Cigarette filters are made of 12,000 individual strands of a high-grade plastic called cellulose acetate. Cellulose acetate is also used to make sunglasses, textiles, good old-fashioned photographic film, personal hygiene products, and more.
Cigarette filters look like cotton, paper, or some other kind of natural fiber, because cellulose acetate is derived from cotton in a complex way I finally understand after reading Patricia dePra’s explanation.
Cellulose acetate is used instead of natural fibers such as cotton or paper because it holds up against heat and moisture—handy and practical features to have at the mouth-end of a lit cigarette—and because it’s cheaper and more uniform to manufacture than biodegradable alternatives.

■ Tasks to perform:
#1 Answer these questions using the passage on cigarette filters.
(a) How many individual strands make up a cigarette filter?
(b) What natural material is cellulose acetate derived from?
(c) Besides resisting heat and moisture, what two qualities make cellulose acetate preferable to biodegradable alternatives?
#2 Duplicate the passage on cigarette filters from "Cigarette filters look" to "Patricia dePra’s explanation.".
The records have no connection to the passage on cigarette filters.

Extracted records
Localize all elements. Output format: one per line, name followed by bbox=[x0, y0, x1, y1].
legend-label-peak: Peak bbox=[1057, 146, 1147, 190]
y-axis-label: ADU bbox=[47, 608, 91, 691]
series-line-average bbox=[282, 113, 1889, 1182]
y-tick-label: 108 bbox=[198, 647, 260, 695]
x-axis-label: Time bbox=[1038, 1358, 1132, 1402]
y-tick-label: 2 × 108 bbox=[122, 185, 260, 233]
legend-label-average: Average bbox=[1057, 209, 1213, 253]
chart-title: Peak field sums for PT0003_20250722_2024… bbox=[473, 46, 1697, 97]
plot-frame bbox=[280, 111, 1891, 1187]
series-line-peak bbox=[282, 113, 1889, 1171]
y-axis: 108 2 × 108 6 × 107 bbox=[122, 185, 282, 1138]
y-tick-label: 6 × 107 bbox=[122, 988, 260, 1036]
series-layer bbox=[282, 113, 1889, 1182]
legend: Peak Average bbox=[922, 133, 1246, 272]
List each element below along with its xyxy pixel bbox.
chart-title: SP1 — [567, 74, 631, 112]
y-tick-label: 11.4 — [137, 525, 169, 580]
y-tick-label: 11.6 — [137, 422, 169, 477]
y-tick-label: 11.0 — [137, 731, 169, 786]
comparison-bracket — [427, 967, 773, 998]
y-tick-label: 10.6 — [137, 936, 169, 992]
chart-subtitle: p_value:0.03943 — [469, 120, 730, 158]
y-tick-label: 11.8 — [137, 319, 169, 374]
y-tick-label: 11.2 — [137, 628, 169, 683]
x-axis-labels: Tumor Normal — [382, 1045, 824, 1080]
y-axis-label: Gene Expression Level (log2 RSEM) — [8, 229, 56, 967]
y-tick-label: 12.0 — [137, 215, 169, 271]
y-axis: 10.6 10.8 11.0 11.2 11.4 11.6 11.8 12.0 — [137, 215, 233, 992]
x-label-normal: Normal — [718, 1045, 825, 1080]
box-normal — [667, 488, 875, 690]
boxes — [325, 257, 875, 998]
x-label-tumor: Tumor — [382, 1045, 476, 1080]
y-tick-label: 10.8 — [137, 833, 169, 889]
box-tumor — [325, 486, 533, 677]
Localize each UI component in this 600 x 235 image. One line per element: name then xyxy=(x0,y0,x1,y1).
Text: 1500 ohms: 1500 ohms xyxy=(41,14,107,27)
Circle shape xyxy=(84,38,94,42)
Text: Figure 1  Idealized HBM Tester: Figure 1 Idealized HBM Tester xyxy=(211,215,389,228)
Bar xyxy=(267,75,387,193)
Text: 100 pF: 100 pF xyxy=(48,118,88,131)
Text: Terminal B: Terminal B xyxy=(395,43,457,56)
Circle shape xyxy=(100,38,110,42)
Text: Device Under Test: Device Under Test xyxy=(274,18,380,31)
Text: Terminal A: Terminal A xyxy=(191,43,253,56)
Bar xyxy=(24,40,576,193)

■ Response list:
#1
(a) 12,000 strands.
(b) Cotton.
(c) It is cheaper and more uniform to manufacture.

#2
Cigarette filters look like cotton, paper, or some other kind of natural fiber, because cellulose acetate is derived from cotton in a complex way I finally understand after reading Patricia dePra’s explanation.